--- Begin ---

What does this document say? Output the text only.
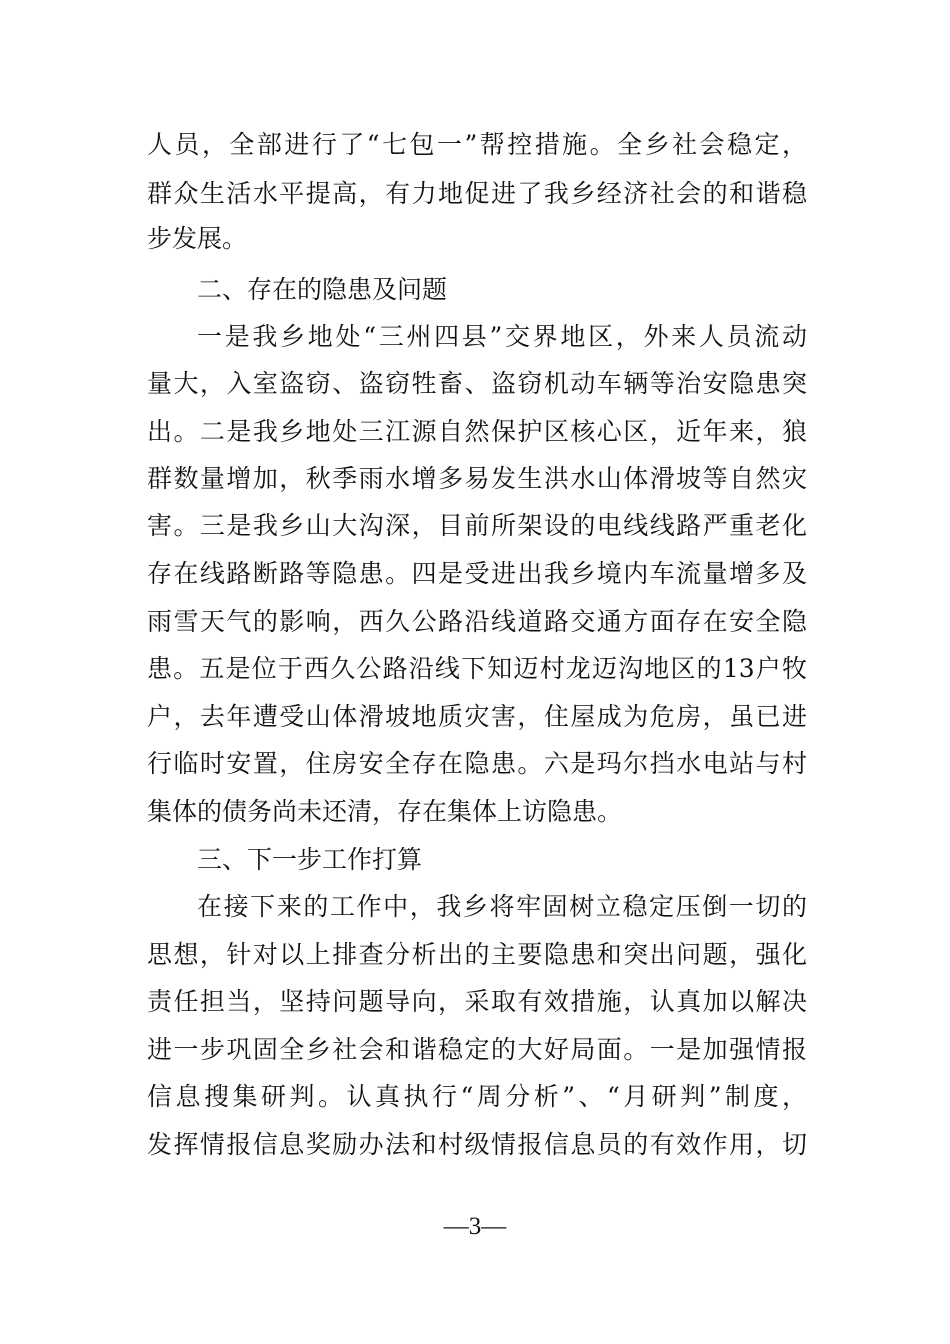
人员，全部进行了“七包一”帮控措施。全乡社会稳定，
群众生活水平提高，有力地促进了我乡经济社会的和谐稳
步发展。
二、存在的隐患及问题
一是我乡地处“三州四县”交界地区，外来人员流动
量大，入室盗窃、盗窃牲畜、盗窃机动车辆等治安隐患突
出。二是我乡地处三江源自然保护区核心区，近年来，狼
群数量增加，秋季雨水增多易发生洪水山体滑坡等自然灾
害。三是我乡山大沟深，目前所架设的电线线路严重老化
存在线路断路等隐患。四是受进出我乡境内车流量增多及
雨雪天气的影响，西久公路沿线道路交通方面存在安全隐
患。五是位于西久公路沿线下知迈村龙迈沟地区的13户牧
户，去年遭受山体滑坡地质灾害，住屋成为危房，虽已进
行临时安置，住房安全存在隐患。六是玛尔挡水电站与村
集体的债务尚未还清，存在集体上访隐患。
三、下一步工作打算
在接下来的工作中，我乡将牢固树立稳定压倒一切的
思想，针对以上排查分析出的主要隐患和突出问题，强化
责任担当，坚持问题导向，采取有效措施，认真加以解决
进一步巩固全乡社会和谐稳定的大好局面。一是加强情报
信息搜集研判。认真执行“周分析”、“月研判”制度，
发挥情报信息奖励办法和村级情报信息员的有效作用，切
—3—
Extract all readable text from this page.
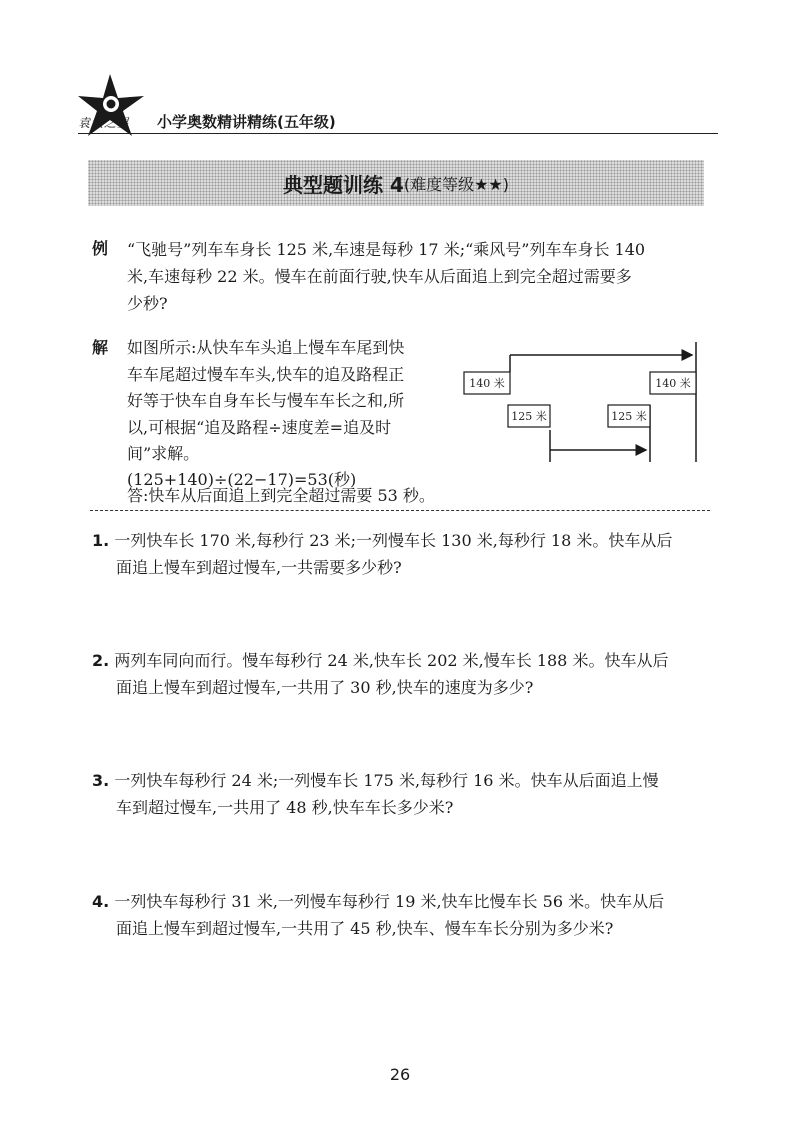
袁大之星 小学奥数精讲精练(五年级)
典型题训练 4 (难度等级★★)
例 “飞驰号”列车车身长 125 米,车速是每秒 17 米;“乘风号”列车车身长 140
米,车速每秒 22 米。慢车在前面行驶,快车从后面追上到完全超过需要多
少秒?
解 如图所示:从快车车头追上慢车车尾到快
车车尾超过慢车车头,快车的追及路程正
好等于快车自身车长与慢车车长之和,所
以,可根据“追及路程÷速度差=追及时
间”求解。
(125+140)÷(22−17)=53(秒)
答:快车从后面追上到完全超过需要 53 秒。
140 米	140 米
125 米	125 米
1. 一列快车长 170 米,每秒行 23 米;一列慢车长 130 米,每秒行 18 米。快车从后
面追上慢车到超过慢车,一共需要多少秒?
2. 两列车同向而行。慢车每秒行 24 米,快车长 202 米,慢车长 188 米。快车从后
面追上慢车到超过慢车,一共用了 30 秒,快车的速度为多少?
3. 一列快车每秒行 24 米;一列慢车长 175 米,每秒行 16 米。快车从后面追上慢
车到超过慢车,一共用了 48 秒,快车车长多少米?
4. 一列快车每秒行 31 米,一列慢车每秒行 19 米,快车比慢车长 56 米。快车从后
面追上慢车到超过慢车,一共用了 45 秒,快车、慢车车长分别为多少米?
26
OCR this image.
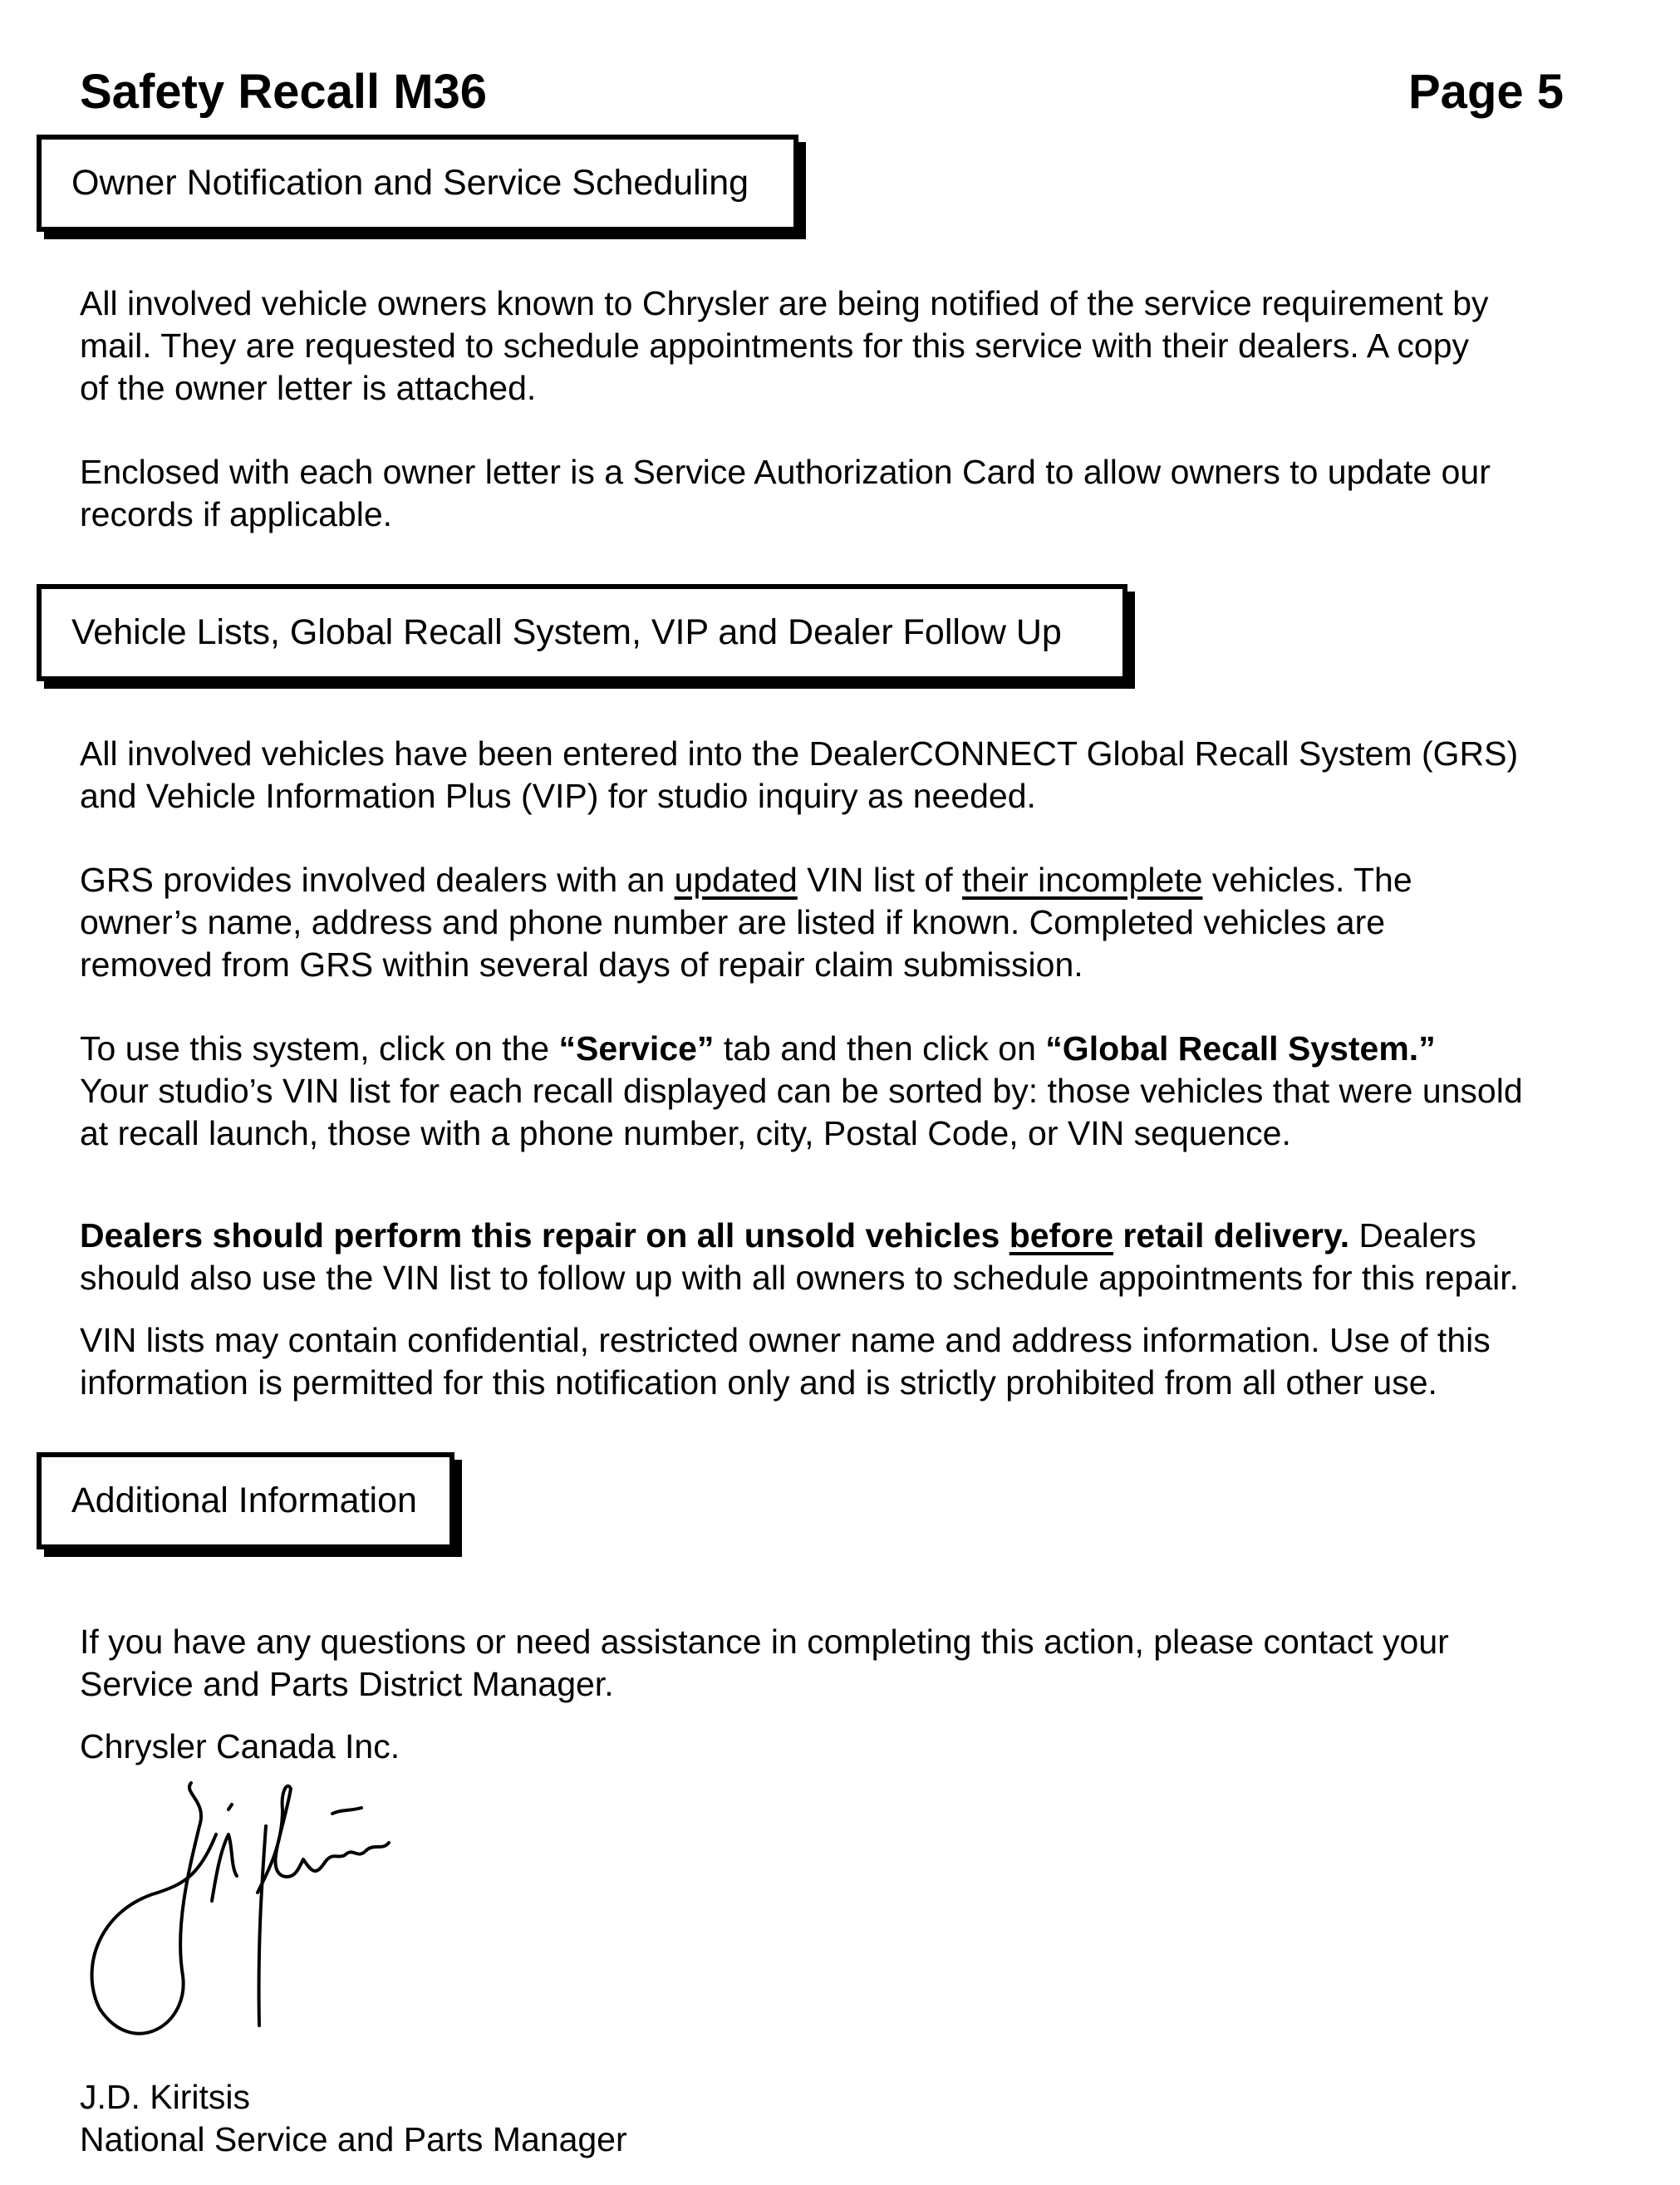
Safety Recall M36	Page 5
Owner Notification and Service Scheduling
All involved vehicle owners known to Chrysler are being notified of the service requirement by
mail. They are requested to schedule appointments for this service with their dealers. A copy
of the owner letter is attached.
Enclosed with each owner letter is a Service Authorization Card to allow owners to update our
records if applicable.
Vehicle Lists, Global Recall System, VIP and Dealer Follow Up
All involved vehicles have been entered into the DealerCONNECT Global Recall System (GRS)
and Vehicle Information Plus (VIP) for studio inquiry as needed.
GRS provides involved dealers with an updated VIN list of their incomplete vehicles. The
owner’s name, address and phone number are listed if known. Completed vehicles are
removed from GRS within several days of repair claim submission.
To use this system, click on the “Service” tab and then click on “Global Recall System.”
Your studio’s VIN list for each recall displayed can be sorted by: those vehicles that were unsold
at recall launch, those with a phone number, city, Postal Code, or VIN sequence.
Dealers should perform this repair on all unsold vehicles before retail delivery. Dealers
should also use the VIN list to follow up with all owners to schedule appointments for this repair.
VIN lists may contain confidential, restricted owner name and address information. Use of this
information is permitted for this notification only and is strictly prohibited from all other use.
Additional Information
If you have any questions or need assistance in completing this action, please contact your
Service and Parts District Manager.
Chrysler Canada Inc.
J.D. Kiritsis
National Service and Parts Manager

--- End ---

Task statement. Check each line of the records for "from" and copy the ones that contain it.

Exercise result.
Extract all readable text from this page.
removed from GRS within several days of repair claim submission.
information is permitted for this notification only and is strictly prohibited from all other use.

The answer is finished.